List every line below containing "tilsynsrapporter".

>> BEGIN PROVIDED DATA

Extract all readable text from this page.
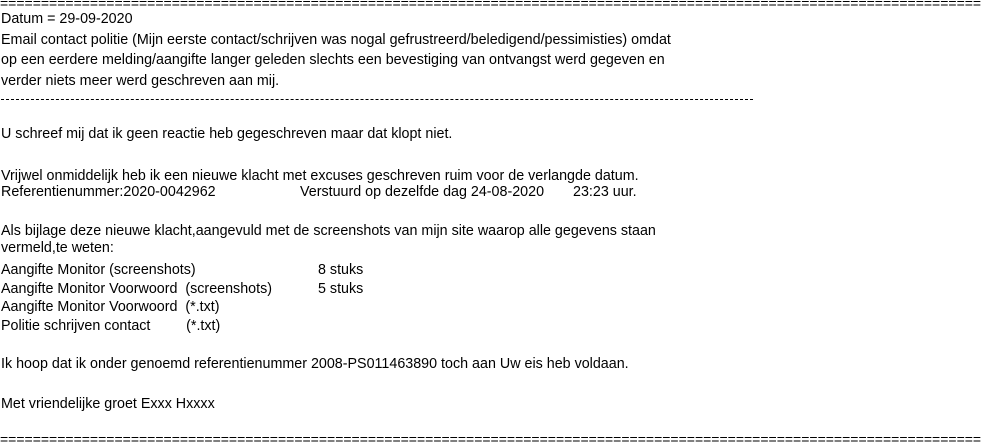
========================================================================================================================
Datum = 29-09-2020
Email contact politie (Mijn eerste contact/schrijven was nogal gefrustreerd/beledigend/pessimisties) omdat
op een eerdere melding/aangifte langer geleden slechts een bevestiging van ontvangst werd gegeven en
verder niets meer werd geschreven aan mij.
U schreef mij dat ik geen reactie heb gegeschreven maar dat klopt niet.
Vrijwel onmiddelijk heb ik een nieuwe klacht met excuses geschreven ruim voor de verlangde datum.
Referentienummer:2020-0042962	Verstuurd op dezelfde dag 24-08-2020 23:23 uur.
Als bijlage deze nieuwe klacht,aangevuld met de screenshots van mijn site waarop alle gegevens staan
vermeld,te weten:
Aangifte Monitor (screenshots)	8 stuks
Aangifte Monitor Voorwoord  (screenshots)	5 stuks
Aangifte Monitor Voorwoord  (*.txt)
Politie schrijven contact         (*.txt)
Ik hoop dat ik onder genoemd referentienummer 2008-PS011463890 toch aan Uw eis heb voldaan.
Met vriendelijke groet Exxx Hxxxx
========================================================================================================================
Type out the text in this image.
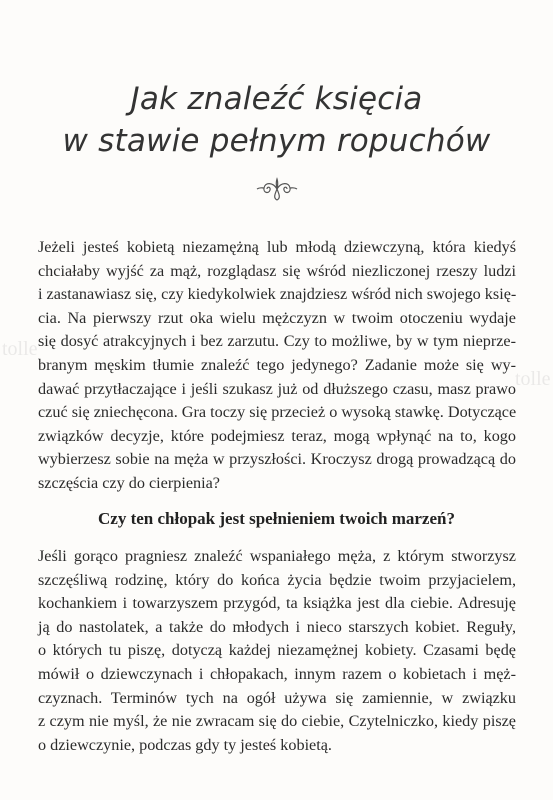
tolle
tolle
Jak znaleźć księcia
w stawie pełnym ropuchów
Jeżeli jesteś kobietą niezamężną lub młodą dziewczyną, która kiedyś
chciałaby wyjść za mąż, rozglądasz się wśród niezliczonej rzeszy ludzi
i zastanawiasz się, czy kiedykolwiek znajdziesz wśród nich swojego księ-
cia. Na pierwszy rzut oka wielu mężczyzn w twoim otoczeniu wydaje
się dosyć atrakcyjnych i bez zarzutu. Czy to możliwe, by w tym nieprze-
branym męskim tłumie znaleźć tego jedynego? Zadanie może się wy-
dawać przytłaczające i jeśli szukasz już od dłuższego czasu, masz prawo
czuć się zniechęcona. Gra toczy się przecież o wysoką stawkę. Dotyczące
związków decyzje, które podejmiesz teraz, mogą wpłynąć na to, kogo
wybierzesz sobie na męża w przyszłości. Kroczysz drogą prowadzącą do
szczęścia czy do cierpienia?
Czy ten chłopak jest spełnieniem twoich marzeń?
Jeśli gorąco pragniesz znaleźć wspaniałego męża, z którym stworzysz
szczęśliwą rodzinę, który do końca życia będzie twoim przyjacielem,
kochankiem i towarzyszem przygód, ta książka jest dla ciebie. Adresuję
ją do nastolatek, a także do młodych i nieco starszych kobiet. Reguły,
o których tu piszę, dotyczą każdej niezamężnej kobiety. Czasami będę
mówił o dziewczynach i chłopakach, innym razem o kobietach i męż-
czyznach. Terminów tych na ogół używa się zamiennie, w związku
z czym nie myśl, że nie zwracam się do ciebie, Czytelniczko, kiedy piszę
o dziewczynie, podczas gdy ty jesteś kobietą.
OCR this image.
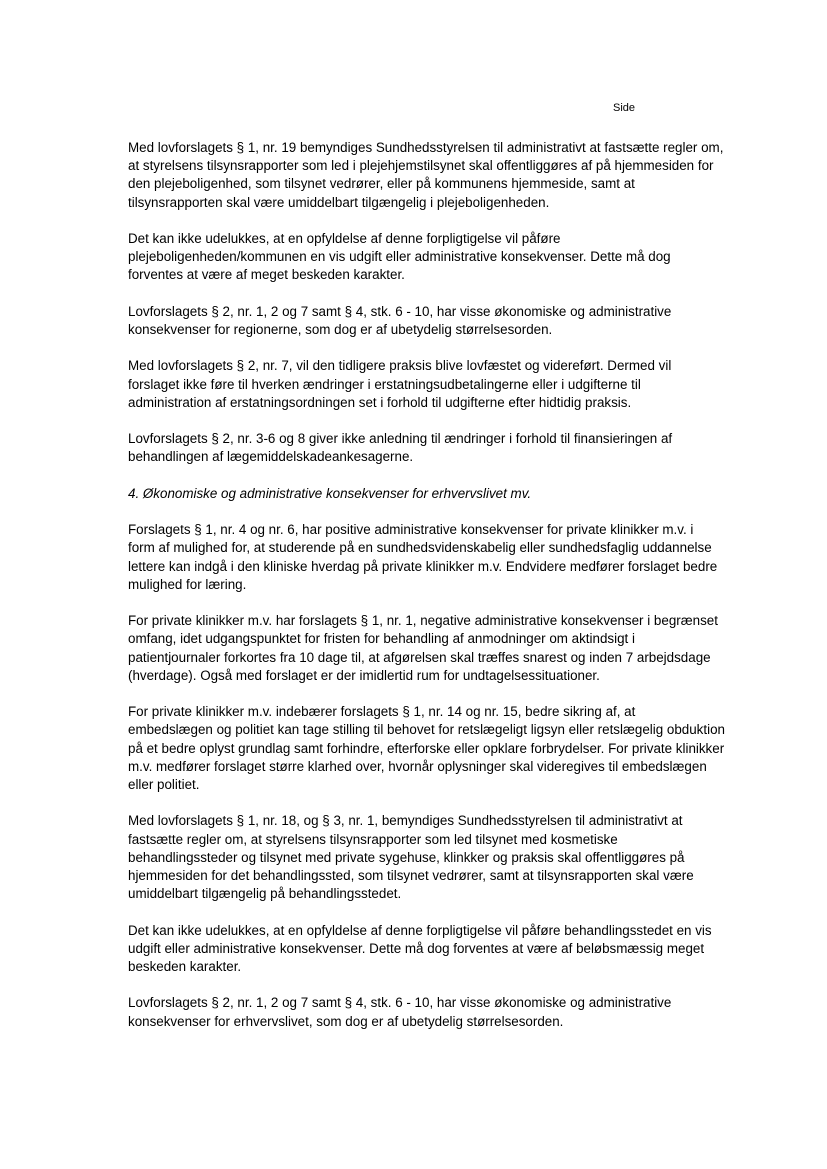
Side

Med lovforslagets § 1, nr. 19 bemyndiges Sundhedsstyrelsen til administrativt at fastsætte regler om,
at styrelsens tilsynsrapporter som led i plejehjemstilsynet skal offentliggøres af på hjemmesiden for
den plejeboligenhed, som tilsynet vedrører, eller på kommunens hjemmeside, samt at
tilsynsrapporten skal være umiddelbart tilgængelig i plejeboligenheden.

Det kan ikke udelukkes, at en opfyldelse af denne forpligtigelse vil påføre
plejeboligenheden/kommunen en vis udgift eller administrative konsekvenser. Dette må dog
forventes at være af meget beskeden karakter.

Lovforslagets § 2, nr. 1, 2 og 7 samt § 4, stk. 6 - 10, har visse økonomiske og administrative
konsekvenser for regionerne, som dog er af ubetydelig størrelsesorden.

Med lovforslagets § 2, nr. 7, vil den tidligere praksis blive lovfæstet og videreført. Dermed vil
forslaget ikke føre til hverken ændringer i erstatningsudbetalingerne eller i udgifterne til
administration af erstatningsordningen set i forhold til udgifterne efter hidtidig praksis.

Lovforslagets § 2, nr. 3-6 og 8 giver ikke anledning til ændringer i forhold til finansieringen af
behandlingen af lægemiddelskadeankesagerne.

4. Økonomiske og administrative konsekvenser for erhvervslivet mv.

Forslagets § 1, nr. 4 og nr. 6, har positive administrative konsekvenser for private klinikker m.v. i
form af mulighed for, at studerende på en sundhedsvidenskabelig eller sundhedsfaglig uddannelse
lettere kan indgå i den kliniske hverdag på private klinikker m.v. Endvidere medfører forslaget bedre
mulighed for læring.

For private klinikker m.v. har forslagets § 1, nr. 1, negative administrative konsekvenser i begrænset
omfang, idet udgangspunktet for fristen for behandling af anmodninger om aktindsigt i
patientjournaler forkortes fra 10 dage til, at afgørelsen skal træffes snarest og inden 7 arbejdsdage
(hverdage). Også med forslaget er der imidlertid rum for undtagelsessituationer.

For private klinikker m.v. indebærer forslagets § 1, nr. 14 og nr. 15, bedre sikring af, at
embedslægen og politiet kan tage stilling til behovet for retslægeligt ligsyn eller retslægelig obduktion
på et bedre oplyst grundlag samt forhindre, efterforske eller opklare forbrydelser. For private klinikker
m.v. medfører forslaget større klarhed over, hvornår oplysninger skal videregives til embedslægen
eller politiet.

Med lovforslagets § 1, nr. 18, og § 3, nr. 1, bemyndiges Sundhedsstyrelsen til administrativt at
fastsætte regler om, at styrelsens tilsynsrapporter som led tilsynet med kosmetiske
behandlingssteder og tilsynet med private sygehuse, klinkker og praksis skal offentliggøres på
hjemmesiden for det behandlingssted, som tilsynet vedrører, samt at tilsynsrapporten skal være
umiddelbart tilgængelig på behandlingsstedet.

Det kan ikke udelukkes, at en opfyldelse af denne forpligtigelse vil påføre behandlingsstedet en vis
udgift eller administrative konsekvenser. Dette må dog forventes at være af beløbsmæssig meget
beskeden karakter.

Lovforslagets § 2, nr. 1, 2 og 7 samt § 4, stk. 6 - 10, har visse økonomiske og administrative
konsekvenser for erhvervslivet, som dog er af ubetydelig størrelsesorden.
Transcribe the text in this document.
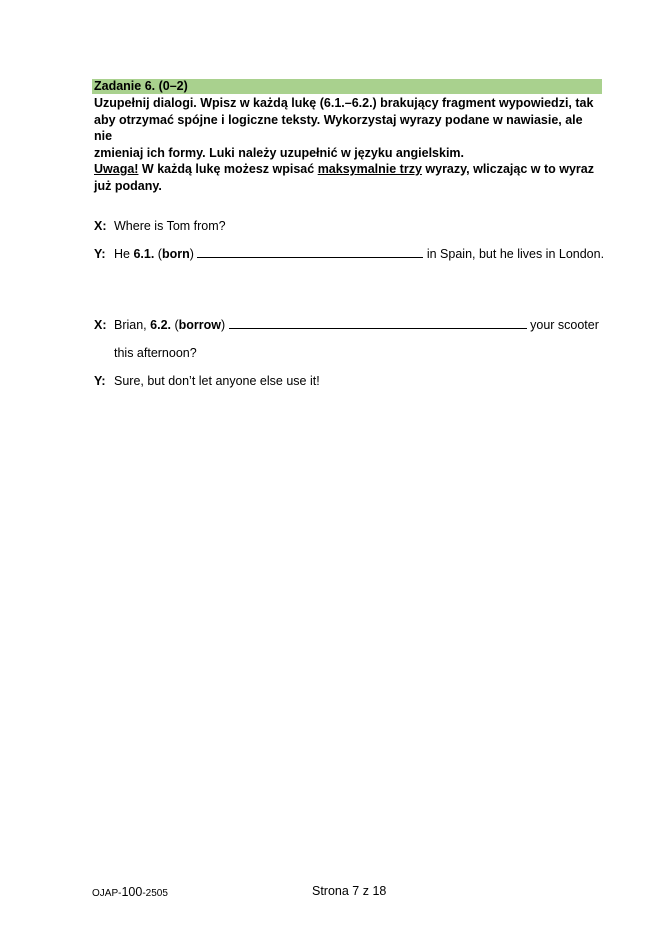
Zadanie 6. (0–2)

Uzupełnij dialogi. Wpisz w każdą lukę (6.1.–6.2.) brakujący fragment wypowiedzi, tak

aby otrzymać spójne i logiczne teksty. Wykorzystaj wyrazy podane w nawiasie, ale nie

zmieniaj ich formy. Luki należy uzupełnić w języku angielskim.

Uwaga! W każdą lukę możesz wpisać maksymalnie trzy wyrazy, wliczając w to wyraz

już podany.

X: Where is Tom from?
Y: He 6.1. (born)	in Spain, but he lives in London.
X: Brian, 6.2. (borrow)	your scooter
this afternoon?
Y: Sure, but don’t let anyone else use it!
OJAP-100-2505	Strona 7 z 18
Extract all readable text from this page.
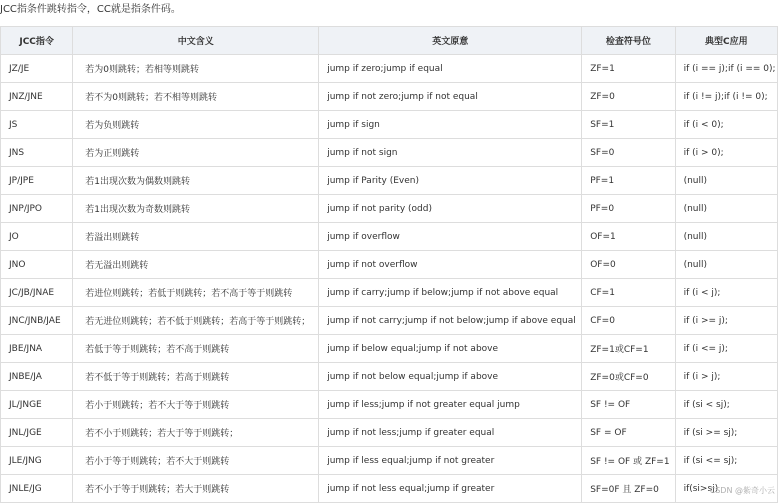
JCC指条件跳转指令，CC就是指条件码。
JCC指令	中文含义	英文原意	检查符号位	典型C应用
JZ/JE	若为0则跳转；若相等则跳转	jump if zero;jump if equal	ZF=1	if (i == j);if (i == 0);
JNZ/JNE	若不为0则跳转；若不相等则跳转	jump if not zero;jump if not equal	ZF=0	if (i != j);if (i != 0);
JS	若为负则跳转	jump if sign	SF=1	if (i < 0);
JNS	若为正则跳转	jump if not sign	SF=0	if (i > 0);
JP/JPE	若1出现次数为偶数则跳转	jump if Parity (Even)	PF=1	(null)
JNP/JPO	若1出现次数为奇数则跳转	jump if not parity (odd)	PF=0	(null)
JO	若溢出则跳转	jump if overflow	OF=1	(null)
JNO	若无溢出则跳转	jump if not overflow	OF=0	(null)
JC/JB/JNAE	若进位则跳转；若低于则跳转；若不高于等于则跳转	jump if carry;jump if below;jump if not above equal	CF=1	if (i < j);
JNC/JNB/JAE	若无进位则跳转；若不低于则跳转；若高于等于则跳转；	jump if not carry;jump if not below;jump if above equal	CF=0	if (i >= j);
JBE/JNA	若低于等于则跳转；若不高于则跳转	jump if below equal;jump if not above	ZF=1或CF=1	if (i <= j);
JNBE/JA	若不低于等于则跳转；若高于则跳转	jump if not below equal;jump if above	ZF=0或CF=0	if (i > j);
JL/JNGE	若小于则跳转；若不大于等于则跳转	jump if less;jump if not greater equal jump	SF != OF	if (si < sj);
JNL/JGE	若不小于则跳转；若大于等于则跳转；	jump if not less;jump if greater equal	SF = OF	if (si >= sj);
JLE/JNG	若小于等于则跳转；若不大于则跳转	jump if less equal;jump if not greater	SF != OF 或 ZF=1	if (si <= sj);
JNLE/JG	若不小于等于则跳转；若大于则跳转	jump if not less equal;jump if greater	SF=0F 且 ZF=0	if(si>sj)
CSDN @紫奇小云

>> END PROVIDED DATA

- **THE RESPONSE**
at styrelsens tilsynsrapporter som led i plejehjemstilsynet skal offentliggøres af på hjemmesiden for
fastsætte regler om, at styrelsens tilsynsrapporter som led tilsynet med kosmetiske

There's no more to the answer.